▸ Task brief
Copy out each line of the records below that contains the string "Text".

——

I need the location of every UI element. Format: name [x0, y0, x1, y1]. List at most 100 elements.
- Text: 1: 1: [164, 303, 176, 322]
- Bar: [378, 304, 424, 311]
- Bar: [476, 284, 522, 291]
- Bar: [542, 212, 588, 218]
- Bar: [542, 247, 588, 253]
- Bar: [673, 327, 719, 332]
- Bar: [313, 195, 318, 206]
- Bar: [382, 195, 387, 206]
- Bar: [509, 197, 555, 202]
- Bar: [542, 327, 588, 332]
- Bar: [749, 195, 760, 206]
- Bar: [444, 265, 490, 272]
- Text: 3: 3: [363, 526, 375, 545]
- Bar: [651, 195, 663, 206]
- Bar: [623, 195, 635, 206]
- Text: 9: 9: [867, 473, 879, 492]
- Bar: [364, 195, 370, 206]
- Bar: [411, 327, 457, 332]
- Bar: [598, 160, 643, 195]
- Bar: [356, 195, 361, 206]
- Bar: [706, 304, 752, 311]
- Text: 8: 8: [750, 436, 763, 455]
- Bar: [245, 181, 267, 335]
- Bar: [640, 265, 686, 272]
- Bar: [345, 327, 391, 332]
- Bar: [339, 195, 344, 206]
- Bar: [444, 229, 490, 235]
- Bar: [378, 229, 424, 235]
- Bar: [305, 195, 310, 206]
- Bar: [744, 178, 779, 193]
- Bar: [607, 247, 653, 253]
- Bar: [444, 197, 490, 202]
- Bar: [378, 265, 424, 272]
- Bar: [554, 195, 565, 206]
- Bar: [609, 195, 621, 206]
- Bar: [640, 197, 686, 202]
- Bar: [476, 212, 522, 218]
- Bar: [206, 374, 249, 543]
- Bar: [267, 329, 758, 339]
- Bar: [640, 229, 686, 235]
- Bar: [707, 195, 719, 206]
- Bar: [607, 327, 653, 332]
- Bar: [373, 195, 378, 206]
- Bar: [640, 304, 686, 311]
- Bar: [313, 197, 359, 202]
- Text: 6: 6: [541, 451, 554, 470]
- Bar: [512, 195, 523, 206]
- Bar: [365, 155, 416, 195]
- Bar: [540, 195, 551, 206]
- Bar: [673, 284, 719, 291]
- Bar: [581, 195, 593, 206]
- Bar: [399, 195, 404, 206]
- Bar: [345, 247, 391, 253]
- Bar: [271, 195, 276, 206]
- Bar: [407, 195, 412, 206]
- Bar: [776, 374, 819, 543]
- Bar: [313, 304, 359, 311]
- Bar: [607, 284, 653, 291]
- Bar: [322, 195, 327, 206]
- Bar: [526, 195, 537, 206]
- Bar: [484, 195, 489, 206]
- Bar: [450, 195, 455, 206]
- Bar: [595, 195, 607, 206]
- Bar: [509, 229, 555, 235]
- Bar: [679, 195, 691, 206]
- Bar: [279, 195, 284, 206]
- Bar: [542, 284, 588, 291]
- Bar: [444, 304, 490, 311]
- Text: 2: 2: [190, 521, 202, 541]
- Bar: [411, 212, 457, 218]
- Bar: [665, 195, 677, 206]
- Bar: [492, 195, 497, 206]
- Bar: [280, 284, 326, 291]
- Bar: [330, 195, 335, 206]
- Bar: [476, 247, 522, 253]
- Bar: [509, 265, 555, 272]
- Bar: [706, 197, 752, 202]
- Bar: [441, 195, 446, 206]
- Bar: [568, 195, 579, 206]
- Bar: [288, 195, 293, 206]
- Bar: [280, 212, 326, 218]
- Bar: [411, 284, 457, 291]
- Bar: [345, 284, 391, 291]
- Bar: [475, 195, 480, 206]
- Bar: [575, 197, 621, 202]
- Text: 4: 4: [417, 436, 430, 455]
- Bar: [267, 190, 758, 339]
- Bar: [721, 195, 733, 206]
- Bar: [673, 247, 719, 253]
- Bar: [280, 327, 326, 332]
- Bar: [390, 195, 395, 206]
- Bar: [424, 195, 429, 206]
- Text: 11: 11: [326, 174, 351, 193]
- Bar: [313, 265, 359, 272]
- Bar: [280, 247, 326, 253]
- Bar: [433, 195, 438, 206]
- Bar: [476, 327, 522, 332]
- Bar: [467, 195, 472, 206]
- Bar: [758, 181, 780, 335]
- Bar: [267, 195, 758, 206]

——

▸ Answer to this task
- Text: 1: 1: [164, 303, 176, 322]
- Text: 3: 3: [363, 526, 375, 545]
- Text: 9: 9: [867, 473, 879, 492]
- Text: 8: 8: [750, 436, 763, 455]
- Text: 6: 6: [541, 451, 554, 470]
- Text: 2: 2: [190, 521, 202, 541]
- Text: 4: 4: [417, 436, 430, 455]
- Text: 11: 11: [326, 174, 351, 193]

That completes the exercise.